Copy every line in the records below that contains the word "subtitle".

•••

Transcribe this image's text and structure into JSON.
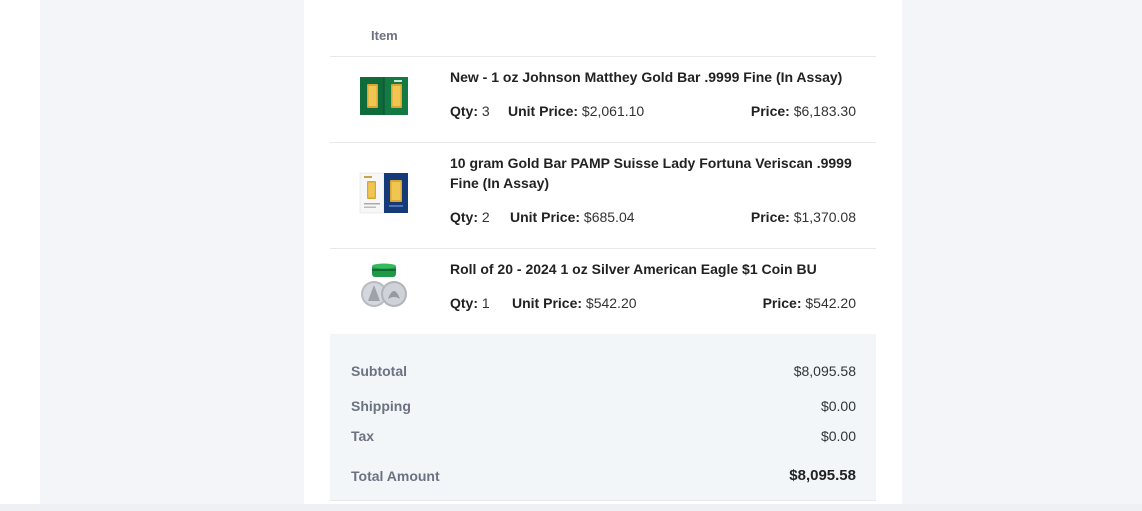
{
  "table": {
    "header_item": "Item"
  },
  "items": [
    {
      "name": "New - 1 oz Johnson Matthey Gold Bar .9999 Fine (In Assay)",
      "qty_label": "Qty:",
      "qty": "3",
      "unit_price_label": "Unit Price:",
      "unit_price": "$2,061.10",
      "price_label": "Price:",
      "price": "$6,183.30",
      "icon": "gold-bar-assay-green-icon"
    },
    {
      "name": "10 gram Gold Bar PAMP Suisse Lady Fortuna Veriscan .9999 Fine (In Assay)",
      "qty_label": "Qty:",
      "qty": "2",
      "unit_price_label": "Unit Price:",
      "unit_price": "$685.04",
      "price_label": "Price:",
      "price": "$1,370.08",
      "icon": "gold-bar-assay-blue-icon"
    },
    {
      "name": "Roll of 20 - 2024 1 oz Silver American Eagle $1 Coin BU",
      "qty_label": "Qty:",
      "qty": "1",
      "unit_price_label": "Unit Price:",
      "unit_price": "$542.20",
      "price_label": "Price:",
      "price": "$542.20",
      "icon": "silver-coin-roll-icon"
    }
  ],
  "summary": {
    "subtotal_label": "Subtotal",
    "subtotal": "$8,095.58",
    "shipping_label": "Shipping",
    "shipping": "$0.00",
    "tax_label": "Tax",
    "tax": "$0.00",
    "total_label": "Total Amount",
    "total": "$8,095.58"
  },
  "colors": {
    "page_bg": "#f4f5f8",
    "card_bg": "#ffffff",
    "summary_bg": "#f3f6f9",
    "muted_label": "#6b7280"
  }
}
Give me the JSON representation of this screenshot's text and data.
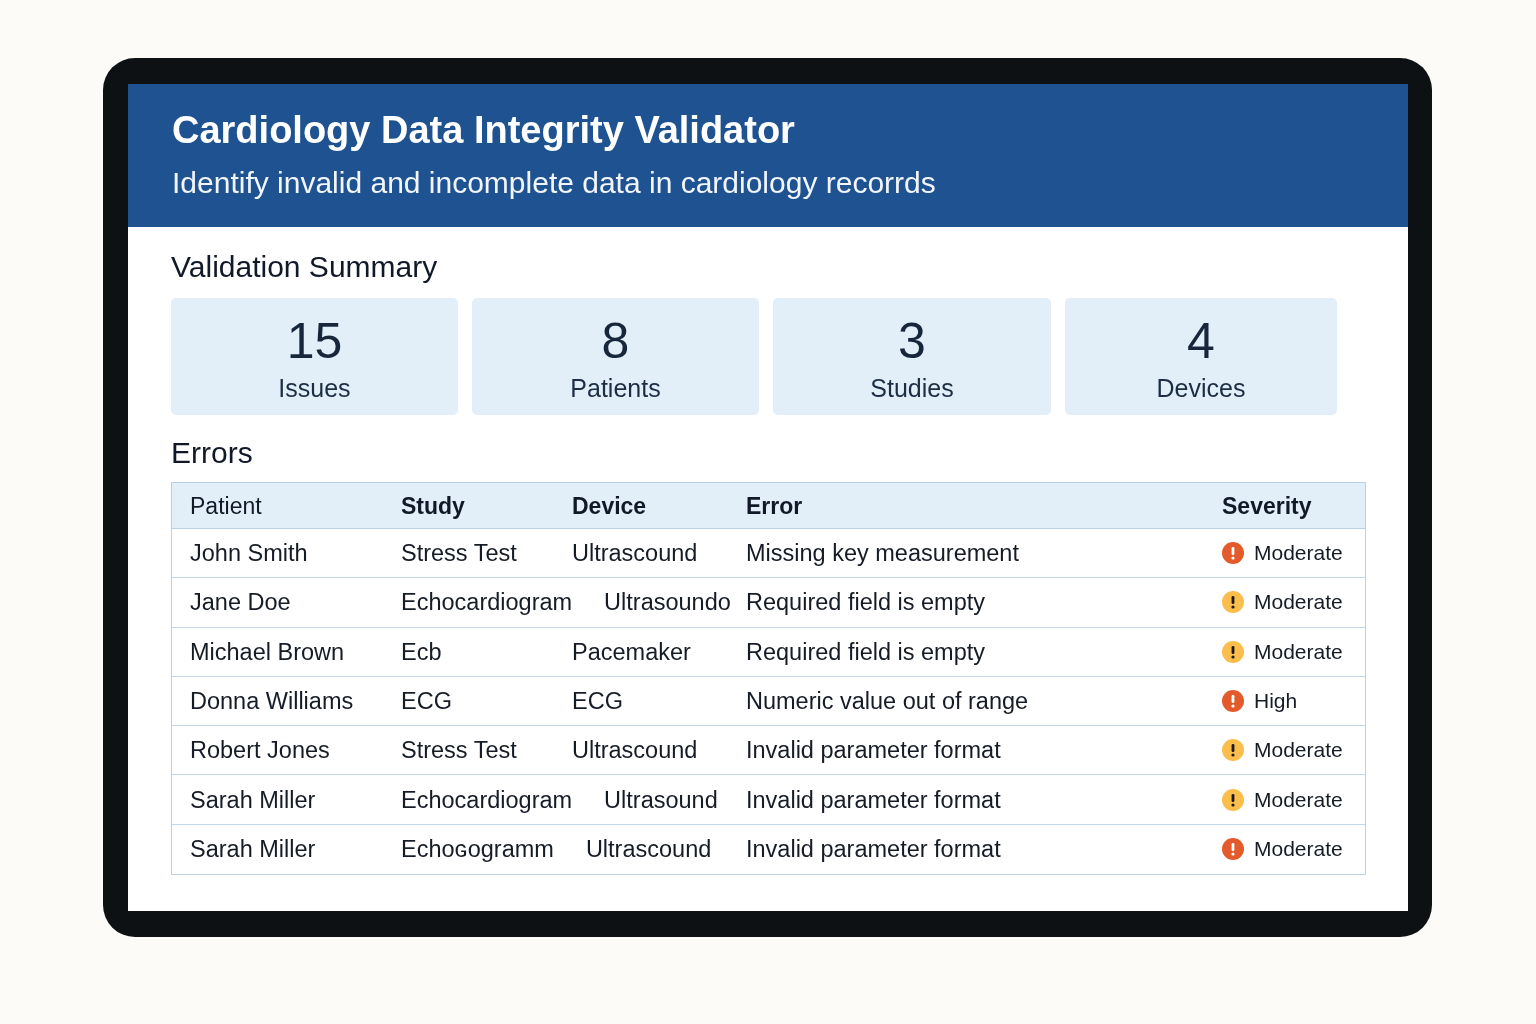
{
  "header": {
    "title": "Cardiology Data Integrity Validator",
    "subtitle": "Identify invalid and incomplete data in cardiology recorrds"
  },
  "summary": {
    "title": "Validation Summary",
    "cards": [
      {
        "value": "15",
        "label": "Issues"
      },
      {
        "value": "8",
        "label": "Patients"
      },
      {
        "value": "3",
        "label": "Studies"
      },
      {
        "value": "4",
        "label": "Devices"
      }
    ]
  },
  "errors": {
    "title": "Errors",
    "columns": [
      {
        "label": "Patient",
        "bold": false
      },
      {
        "label": "Study",
        "bold": true
      },
      {
        "label": "Device",
        "bold": true
      },
      {
        "label": "Error",
        "bold": true
      },
      {
        "label": "Severity",
        "bold": true
      }
    ],
    "rows": [
      {
        "patient": "John Smith",
        "study": "Stress Test",
        "device": "Ultrascound",
        "error": "Missing key measurement",
        "severity": {
          "label": "Moderate",
          "color": "#e35b2b"
        }
      },
      {
        "patient": "Jane Doe",
        "study": "Echocardiogram",
        "device": "Ultrasoundo",
        "error": "Required field is empty",
        "severity": {
          "label": "Moderate",
          "color": "#fbbd4c"
        }
      },
      {
        "patient": "Michael Brown",
        "study": "Ecb",
        "device": "Pacemaker",
        "error": "Required field is empty",
        "severity": {
          "label": "Moderate",
          "color": "#fbbd4c"
        }
      },
      {
        "patient": "Donna Williams",
        "study": "ECG",
        "device": "ECG",
        "error": "Numeric value out of range",
        "severity": {
          "label": "High",
          "color": "#e35b2b"
        }
      },
      {
        "patient": "Robert Jones",
        "study": "Stress Test",
        "device": "Ultrascound",
        "error": "Invalid parameter format",
        "severity": {
          "label": "Moderate",
          "color": "#fbbd4c"
        }
      },
      {
        "patient": "Sarah Miller",
        "study": "Echocardiogram",
        "device": "Ultrasound",
        "error": "Invalid parameter format",
        "severity": {
          "label": "Moderate",
          "color": "#fbbd4c"
        }
      },
      {
        "patient": "Sarah Miller",
        "study": "Echoɢogramm",
        "device": "Ultrascound",
        "error": "Invalid parameter format",
        "severity": {
          "label": "Moderate",
          "color": "#e35b2b"
        }
      }
    ]
  }
}
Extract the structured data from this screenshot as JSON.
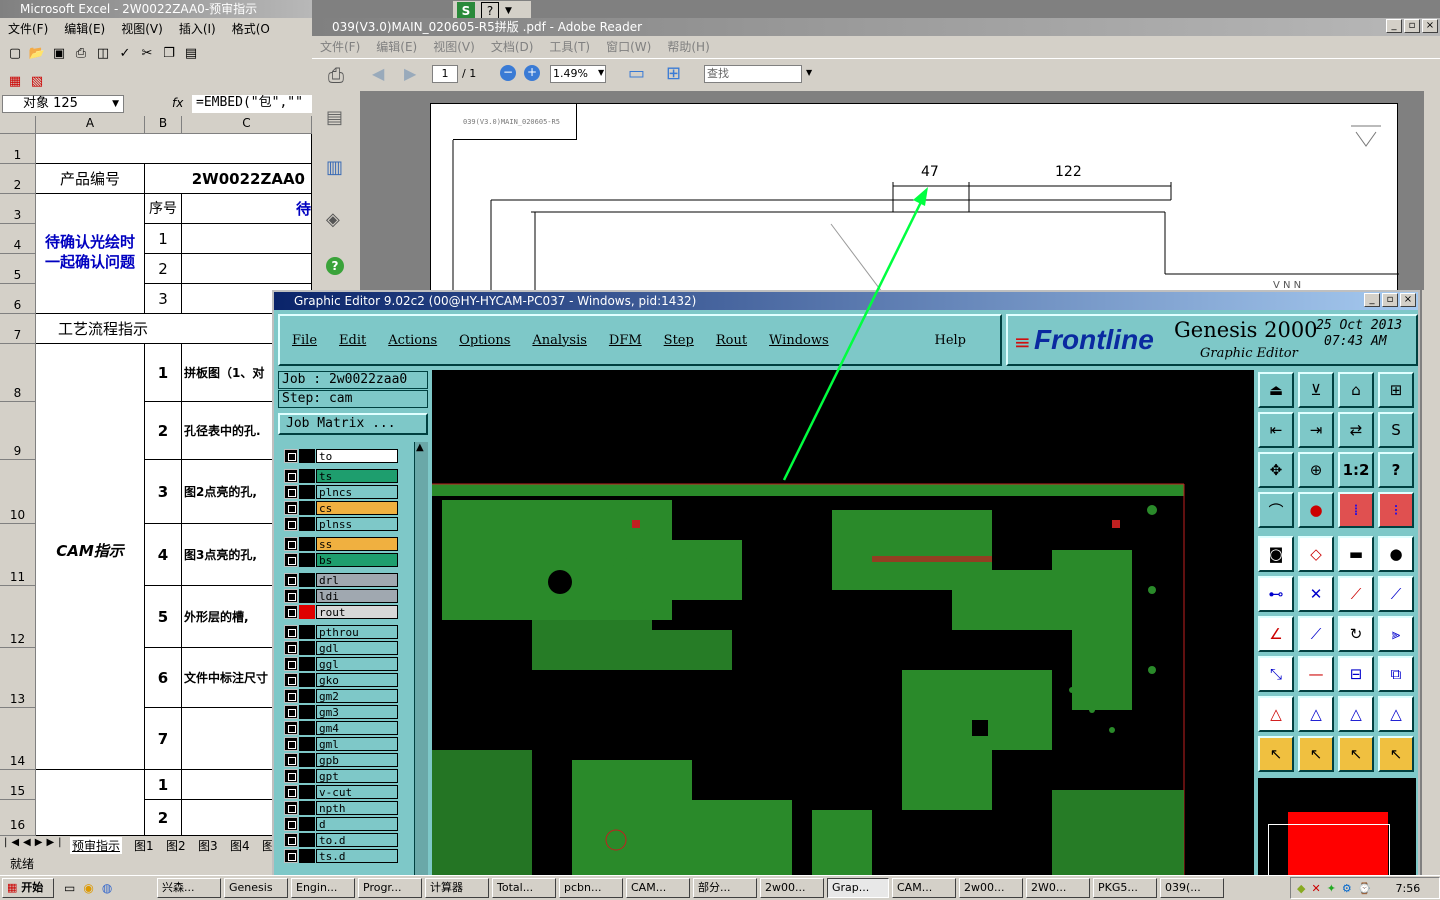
{
  "excel": {
    "title": "Microsoft Excel - 2W0022ZAA0-预审指示",
    "menu": [
      "文件(F)",
      "编辑(E)",
      "视图(V)",
      "插入(I)",
      "格式(O"
    ],
    "namebox": "对象 125",
    "fx": "fx",
    "formula": "=EMBED(\"包\",\"\"",
    "cols": [
      "A",
      "B",
      "C"
    ],
    "rows": [
      "1",
      "2",
      "3",
      "4",
      "5",
      "6",
      "7",
      "8",
      "9",
      "10",
      "11",
      "12",
      "13",
      "14",
      "15",
      "16"
    ],
    "cells": {
      "product_label": "产品编号",
      "product_value": "2W0022ZAA0",
      "seq_header": "序号",
      "c3_partial": "待",
      "confirm_label": "待确认光绘时一起确认问题",
      "n1": "1",
      "n2": "2",
      "n3": "3",
      "process_label": "工艺流程指示",
      "cam_label": "CAM指示",
      "c8": "拼板图（1、对",
      "c9": "孔径表中的孔.",
      "c10": "图2点亮的孔,",
      "c11": "图3点亮的孔,",
      "c12": "外形层的槽,",
      "c13": "文件中标注尺寸",
      "m1": "1",
      "m2": "2",
      "m3": "3",
      "m4": "4",
      "m5": "5",
      "m6": "6",
      "m7": "7",
      "b1": "1",
      "b2": "2"
    },
    "sheet_tabs": [
      "预审指示",
      "图1",
      "图2",
      "图3",
      "图4",
      "图"
    ],
    "status": "就绪"
  },
  "quick_icons": [
    "S",
    "?"
  ],
  "pdf": {
    "title": "039(V3.0)MAIN_020605-R5拼版 .pdf - Adobe Reader",
    "menu": [
      "文件(F)",
      "编辑(E)",
      "视图(V)",
      "文档(D)",
      "工具(T)",
      "窗口(W)",
      "帮助(H)"
    ],
    "page_current": "1",
    "page_total": "/ 1",
    "zoom": "1.49%",
    "search_placeholder": "查找",
    "stamp": "039(V3.0)MAIN_020605-R5",
    "dim1": "47",
    "dim2": "122",
    "corner_text": "V N N"
  },
  "genesis": {
    "title": "Graphic Editor 9.02c2 (00@HY-HYCAM-PC037 - Windows, pid:1432)",
    "menu": [
      "File",
      "Edit",
      "Actions",
      "Options",
      "Analysis",
      "DFM",
      "Step",
      "Rout",
      "Windows"
    ],
    "help": "Help",
    "brand": "Frontline",
    "product": "Genesis 2000",
    "subtitle": "Graphic Editor",
    "date": "25 Oct 2013",
    "time": "07:43 AM",
    "job": "Job : 2w0022zaa0",
    "step": "Step: cam",
    "job_matrix": "Job Matrix ...",
    "layers": [
      {
        "name": "to",
        "swatch": "#000000",
        "bg": "#ffffff"
      },
      {
        "name": "ts",
        "swatch": "#000000",
        "bg": "#1e9e6e"
      },
      {
        "name": "plncs",
        "swatch": "#000000",
        "bg": "#7ec8c8"
      },
      {
        "name": "cs",
        "swatch": "#000000",
        "bg": "#f0b040"
      },
      {
        "name": "plnss",
        "swatch": "#000000",
        "bg": "#7ec8c8"
      },
      {
        "name": "ss",
        "swatch": "#000000",
        "bg": "#f0b040"
      },
      {
        "name": "bs",
        "swatch": "#000000",
        "bg": "#1e9e6e"
      },
      {
        "name": "drl",
        "swatch": "#000000",
        "bg": "#a0a8b0"
      },
      {
        "name": "ldi",
        "swatch": "#000000",
        "bg": "#a0a8b0"
      },
      {
        "name": "rout",
        "swatch": "#e00000",
        "bg": "#d8d8d8"
      },
      {
        "name": "pthrou",
        "swatch": "#000000",
        "bg": "#7ec8c8"
      },
      {
        "name": "gdl",
        "swatch": "#000000",
        "bg": "#7ec8c8"
      },
      {
        "name": "ggl",
        "swatch": "#000000",
        "bg": "#7ec8c8"
      },
      {
        "name": "gko",
        "swatch": "#000000",
        "bg": "#7ec8c8"
      },
      {
        "name": "gm2",
        "swatch": "#000000",
        "bg": "#7ec8c8"
      },
      {
        "name": "gm3",
        "swatch": "#000000",
        "bg": "#7ec8c8"
      },
      {
        "name": "gm4",
        "swatch": "#000000",
        "bg": "#7ec8c8"
      },
      {
        "name": "gml",
        "swatch": "#000000",
        "bg": "#7ec8c8"
      },
      {
        "name": "gpb",
        "swatch": "#000000",
        "bg": "#7ec8c8"
      },
      {
        "name": "gpt",
        "swatch": "#000000",
        "bg": "#7ec8c8"
      },
      {
        "name": "v-cut",
        "swatch": "#000000",
        "bg": "#7ec8c8"
      },
      {
        "name": "npth",
        "swatch": "#000000",
        "bg": "#7ec8c8"
      },
      {
        "name": "d",
        "swatch": "#000000",
        "bg": "#7ec8c8"
      },
      {
        "name": "to.d",
        "swatch": "#000000",
        "bg": "#7ec8c8"
      },
      {
        "name": "ts.d",
        "swatch": "#000000",
        "bg": "#7ec8c8"
      }
    ],
    "tool_ratio": "1:2",
    "tool_help": "?"
  },
  "taskbar": {
    "start": "开始",
    "tasks": [
      "兴森...",
      "Genesis",
      "Engin...",
      "Progr...",
      "计算器",
      "Total...",
      "pcbn...",
      "CAM...",
      "部分...",
      "2w00...",
      "Grap...",
      "CAM...",
      "2w00...",
      "2W0...",
      "PKG5...",
      "039(..."
    ],
    "clock": "7:56"
  }
}
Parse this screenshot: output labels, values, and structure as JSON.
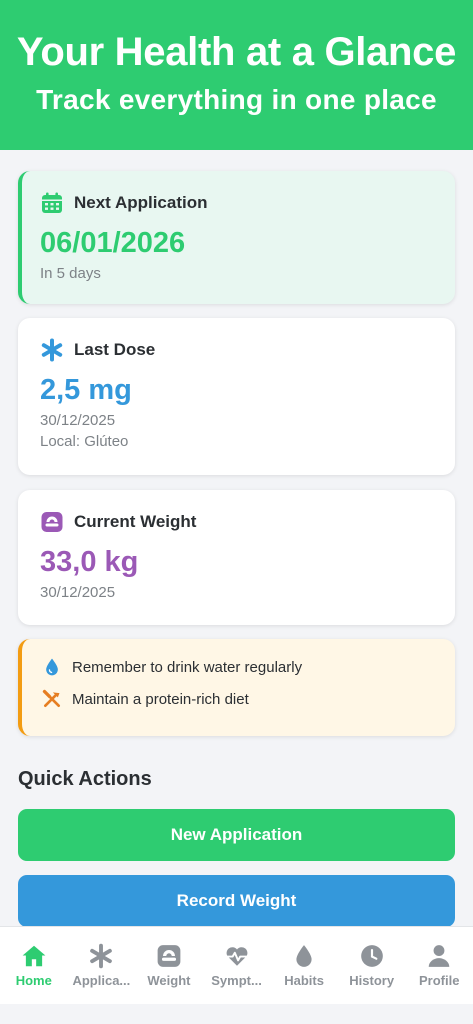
{
  "hero": {
    "title": "Your Health at a Glance",
    "subtitle": "Track everything in one place"
  },
  "next_application": {
    "icon": "calendar-icon",
    "title": "Next Application",
    "date": "06/01/2026",
    "countdown": "In 5 days"
  },
  "last_dose": {
    "icon": "asterisk-icon",
    "title": "Last Dose",
    "amount": "2,5 mg",
    "date": "30/12/2025",
    "site": "Local: Glúteo"
  },
  "current_weight": {
    "icon": "kettlebell-icon",
    "title": "Current Weight",
    "value": "33,0 kg",
    "date": "30/12/2025"
  },
  "tips": [
    {
      "icon": "water-drop-icon",
      "text": "Remember to drink water regularly"
    },
    {
      "icon": "utensils-icon",
      "text": "Maintain a protein-rich diet"
    }
  ],
  "quick_actions": {
    "title": "Quick Actions",
    "new_application": "New Application",
    "record_weight": "Record Weight"
  },
  "tabs": [
    {
      "label": "Home",
      "icon": "home-icon",
      "active": true
    },
    {
      "label": "Applica...",
      "icon": "asterisk-icon",
      "active": false
    },
    {
      "label": "Weight",
      "icon": "scale-icon",
      "active": false
    },
    {
      "label": "Sympt...",
      "icon": "heartbeat-icon",
      "active": false
    },
    {
      "label": "Habits",
      "icon": "water-drop-icon",
      "active": false
    },
    {
      "label": "History",
      "icon": "clock-icon",
      "active": false
    },
    {
      "label": "Profile",
      "icon": "user-icon",
      "active": false
    }
  ],
  "colors": {
    "primary": "#2ecc71",
    "blue": "#3498db",
    "purple": "#9b59b6",
    "orange": "#f39c12"
  }
}
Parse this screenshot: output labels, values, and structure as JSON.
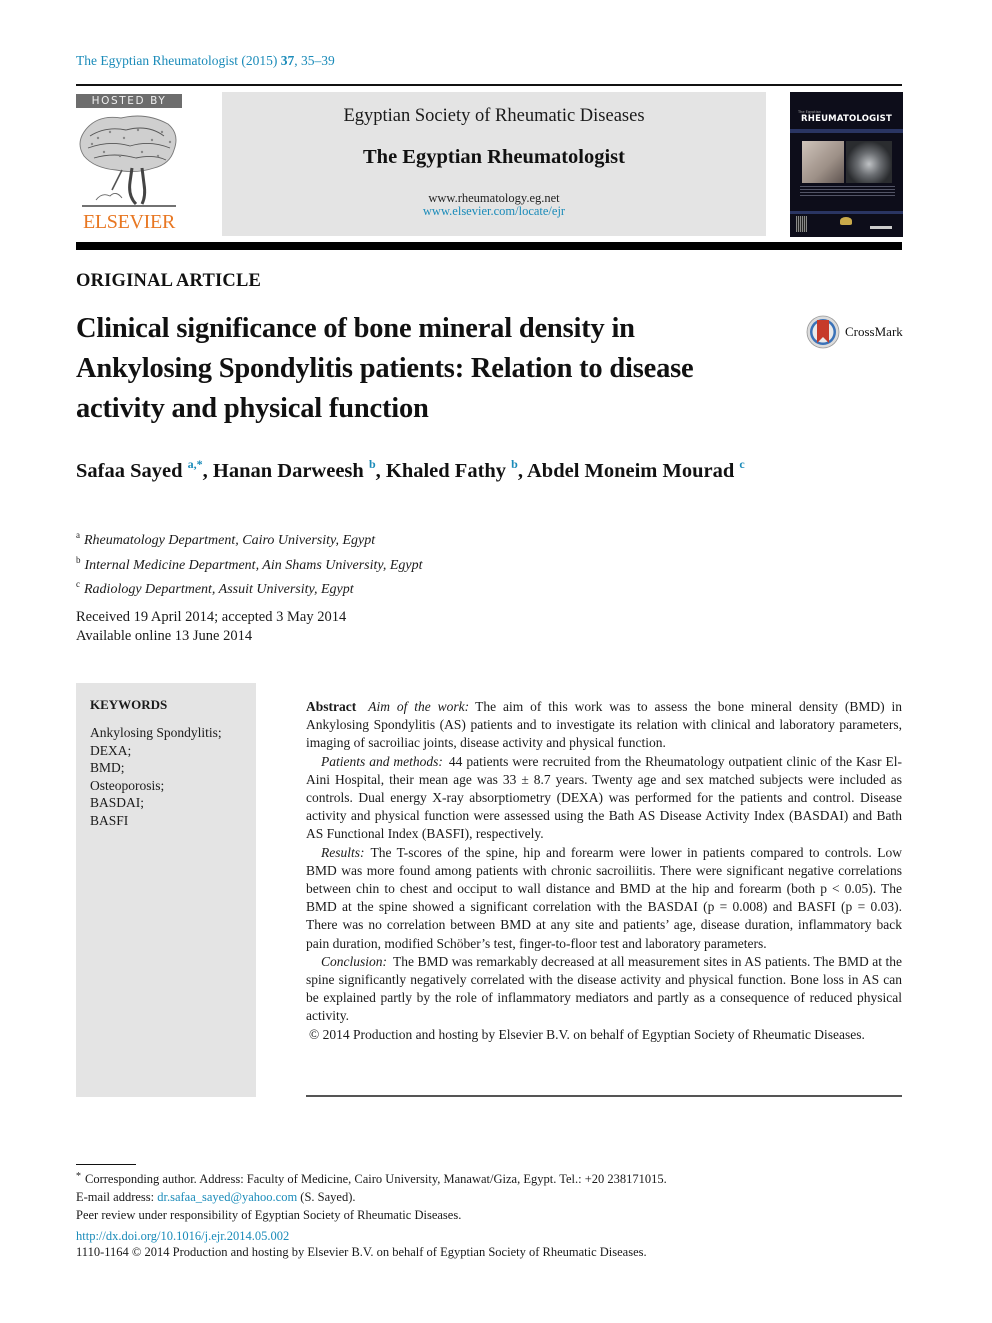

•••

__Task response__
    "subtitle": "Identify invalid and incomplete data in cardiology recorrds"
    "subtitle": "Graphic Editor",
    "subtitle": "Track everything in one place"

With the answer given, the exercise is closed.